• Problem statement
Copy out every line of the data below verbatim, without changing, adding, or leaving out anything.
## START Dataset rows
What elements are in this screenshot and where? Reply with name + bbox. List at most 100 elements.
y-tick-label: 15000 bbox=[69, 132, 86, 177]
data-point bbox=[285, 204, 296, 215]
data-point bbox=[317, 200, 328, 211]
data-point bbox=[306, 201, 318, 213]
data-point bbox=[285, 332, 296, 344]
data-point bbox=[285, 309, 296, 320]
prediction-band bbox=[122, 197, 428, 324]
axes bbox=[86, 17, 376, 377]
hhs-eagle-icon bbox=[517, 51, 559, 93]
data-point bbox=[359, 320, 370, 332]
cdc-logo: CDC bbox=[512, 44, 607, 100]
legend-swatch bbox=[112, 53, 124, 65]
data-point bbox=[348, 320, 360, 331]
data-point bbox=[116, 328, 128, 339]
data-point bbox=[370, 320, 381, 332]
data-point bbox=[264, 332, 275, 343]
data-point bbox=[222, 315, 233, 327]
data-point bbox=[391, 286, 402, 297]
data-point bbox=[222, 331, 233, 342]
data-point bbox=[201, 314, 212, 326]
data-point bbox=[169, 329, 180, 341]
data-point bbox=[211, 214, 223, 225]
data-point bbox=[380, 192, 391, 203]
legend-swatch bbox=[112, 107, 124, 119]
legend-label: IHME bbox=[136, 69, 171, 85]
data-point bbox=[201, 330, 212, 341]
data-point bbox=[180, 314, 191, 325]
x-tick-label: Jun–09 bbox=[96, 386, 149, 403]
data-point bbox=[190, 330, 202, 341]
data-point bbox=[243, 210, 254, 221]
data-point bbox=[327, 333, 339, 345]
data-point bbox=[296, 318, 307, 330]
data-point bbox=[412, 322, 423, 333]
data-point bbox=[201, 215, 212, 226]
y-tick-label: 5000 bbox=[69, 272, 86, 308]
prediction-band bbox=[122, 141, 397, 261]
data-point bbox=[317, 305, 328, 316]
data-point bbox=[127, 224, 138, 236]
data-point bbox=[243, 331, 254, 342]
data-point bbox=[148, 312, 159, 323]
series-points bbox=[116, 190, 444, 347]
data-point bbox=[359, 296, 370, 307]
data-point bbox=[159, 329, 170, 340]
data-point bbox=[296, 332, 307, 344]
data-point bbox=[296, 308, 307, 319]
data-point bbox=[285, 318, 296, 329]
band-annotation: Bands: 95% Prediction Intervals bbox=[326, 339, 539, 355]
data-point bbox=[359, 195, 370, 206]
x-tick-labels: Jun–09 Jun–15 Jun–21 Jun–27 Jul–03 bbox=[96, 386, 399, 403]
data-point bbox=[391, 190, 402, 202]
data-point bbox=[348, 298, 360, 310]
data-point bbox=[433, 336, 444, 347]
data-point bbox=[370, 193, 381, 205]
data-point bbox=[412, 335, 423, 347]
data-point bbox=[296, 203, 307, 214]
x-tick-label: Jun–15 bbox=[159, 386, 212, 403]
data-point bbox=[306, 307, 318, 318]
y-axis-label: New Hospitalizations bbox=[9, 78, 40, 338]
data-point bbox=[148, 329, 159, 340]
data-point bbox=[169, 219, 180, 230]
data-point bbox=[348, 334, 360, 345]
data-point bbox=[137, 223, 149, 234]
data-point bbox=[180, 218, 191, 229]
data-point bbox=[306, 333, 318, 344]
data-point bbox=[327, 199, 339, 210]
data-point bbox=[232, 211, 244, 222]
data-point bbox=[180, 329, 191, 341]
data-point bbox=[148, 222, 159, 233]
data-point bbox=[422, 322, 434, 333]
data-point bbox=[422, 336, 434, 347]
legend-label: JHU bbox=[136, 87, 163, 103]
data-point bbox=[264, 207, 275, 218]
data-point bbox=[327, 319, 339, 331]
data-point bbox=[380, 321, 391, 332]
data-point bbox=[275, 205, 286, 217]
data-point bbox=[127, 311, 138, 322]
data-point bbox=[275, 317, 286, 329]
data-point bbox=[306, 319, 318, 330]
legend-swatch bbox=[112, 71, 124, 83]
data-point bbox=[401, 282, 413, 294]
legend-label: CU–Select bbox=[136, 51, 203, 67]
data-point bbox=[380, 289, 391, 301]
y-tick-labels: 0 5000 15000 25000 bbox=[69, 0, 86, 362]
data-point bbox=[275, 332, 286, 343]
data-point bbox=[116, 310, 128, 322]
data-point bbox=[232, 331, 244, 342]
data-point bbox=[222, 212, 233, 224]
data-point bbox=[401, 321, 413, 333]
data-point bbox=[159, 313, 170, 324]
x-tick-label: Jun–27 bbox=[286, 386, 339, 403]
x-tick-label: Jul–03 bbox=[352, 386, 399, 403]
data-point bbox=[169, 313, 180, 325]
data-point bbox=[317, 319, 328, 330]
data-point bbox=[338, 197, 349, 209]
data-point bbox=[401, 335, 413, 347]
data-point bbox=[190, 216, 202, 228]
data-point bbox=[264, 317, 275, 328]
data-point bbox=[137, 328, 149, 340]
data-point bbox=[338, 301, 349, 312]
## END Dataset rows
• Answer to the task
What elements are in this screenshot and where? Reply with name + bbox. List at most 100 elements.
y-tick-label: 15000 bbox=[69, 132, 86, 177]
data-point bbox=[285, 204, 296, 215]
data-point bbox=[317, 200, 328, 211]
data-point bbox=[306, 201, 318, 213]
data-point bbox=[285, 332, 296, 344]
data-point bbox=[285, 309, 296, 320]
prediction-band bbox=[122, 197, 428, 324]
axes bbox=[86, 17, 376, 377]
hhs-eagle-icon bbox=[517, 51, 559, 93]
data-point bbox=[359, 320, 370, 332]
cdc-logo: CDC bbox=[512, 44, 607, 100]
legend-swatch bbox=[112, 53, 124, 65]
data-point bbox=[348, 320, 360, 331]
data-point bbox=[116, 328, 128, 339]
data-point bbox=[370, 320, 381, 332]
data-point bbox=[264, 332, 275, 343]
data-point bbox=[222, 315, 233, 327]
data-point bbox=[391, 286, 402, 297]
data-point bbox=[222, 331, 233, 342]
data-point bbox=[201, 314, 212, 326]
data-point bbox=[169, 329, 180, 341]
data-point bbox=[211, 214, 223, 225]
data-point bbox=[380, 192, 391, 203]
legend-swatch bbox=[112, 107, 124, 119]
legend-label: IHME bbox=[136, 69, 171, 85]
data-point bbox=[201, 330, 212, 341]
data-point bbox=[180, 314, 191, 325]
x-tick-label: Jun–09 bbox=[96, 386, 149, 403]
data-point bbox=[190, 330, 202, 341]
data-point bbox=[243, 210, 254, 221]
data-point bbox=[327, 333, 339, 345]
data-point bbox=[296, 318, 307, 330]
data-point bbox=[412, 322, 423, 333]
data-point bbox=[201, 215, 212, 226]
y-tick-label: 5000 bbox=[69, 272, 86, 308]
prediction-band bbox=[122, 141, 397, 261]
data-point bbox=[317, 305, 328, 316]
data-point bbox=[127, 224, 138, 236]
data-point bbox=[243, 331, 254, 342]
data-point bbox=[148, 312, 159, 323]
series-points bbox=[116, 190, 444, 347]
data-point bbox=[359, 296, 370, 307]
data-point bbox=[159, 329, 170, 340]
data-point bbox=[296, 332, 307, 344]
data-point bbox=[296, 308, 307, 319]
data-point bbox=[285, 318, 296, 329]
band-annotation: Bands: 95% Prediction Intervals bbox=[326, 339, 539, 355]
data-point bbox=[359, 195, 370, 206]
x-tick-labels: Jun–09 Jun–15 Jun–21 Jun–27 Jul–03 bbox=[96, 386, 399, 403]
data-point bbox=[391, 190, 402, 202]
data-point bbox=[348, 298, 360, 310]
data-point bbox=[433, 336, 444, 347]
data-point bbox=[370, 193, 381, 205]
data-point bbox=[412, 335, 423, 347]
data-point bbox=[296, 203, 307, 214]
x-tick-label: Jun–15 bbox=[159, 386, 212, 403]
data-point bbox=[306, 307, 318, 318]
y-axis-label: New Hospitalizations bbox=[9, 78, 40, 338]
data-point bbox=[148, 329, 159, 340]
data-point bbox=[169, 219, 180, 230]
data-point bbox=[348, 334, 360, 345]
data-point bbox=[137, 223, 149, 234]
data-point bbox=[180, 218, 191, 229]
data-point bbox=[306, 333, 318, 344]
data-point bbox=[327, 199, 339, 210]
data-point bbox=[232, 211, 244, 222]
data-point bbox=[180, 329, 191, 341]
data-point bbox=[148, 222, 159, 233]
data-point bbox=[422, 322, 434, 333]
data-point bbox=[422, 336, 434, 347]
legend-label: JHU bbox=[136, 87, 163, 103]
data-point bbox=[264, 207, 275, 218]
data-point bbox=[327, 319, 339, 331]
data-point bbox=[380, 321, 391, 332]
data-point bbox=[275, 205, 286, 217]
data-point bbox=[127, 311, 138, 322]
data-point bbox=[275, 317, 286, 329]
data-point bbox=[306, 319, 318, 330]
legend-swatch bbox=[112, 71, 124, 83]
data-point bbox=[401, 282, 413, 294]
legend-label: CU–Select bbox=[136, 51, 203, 67]
data-point bbox=[380, 289, 391, 301]
y-tick-labels: 0 5000 15000 25000 bbox=[69, 0, 86, 362]
data-point bbox=[275, 332, 286, 343]
data-point bbox=[116, 310, 128, 322]
data-point bbox=[232, 331, 244, 342]
data-point bbox=[222, 212, 233, 224]
data-point bbox=[401, 321, 413, 333]
data-point bbox=[159, 313, 170, 324]
x-tick-label: Jun–27 bbox=[286, 386, 339, 403]
x-tick-label: Jul–03 bbox=[352, 386, 399, 403]
data-point bbox=[169, 313, 180, 325]
data-point bbox=[317, 319, 328, 330]
data-point bbox=[338, 197, 349, 209]
data-point bbox=[401, 335, 413, 347]
data-point bbox=[190, 216, 202, 228]
data-point bbox=[264, 317, 275, 328]
data-point bbox=[137, 328, 149, 340]
data-point bbox=[338, 301, 349, 312]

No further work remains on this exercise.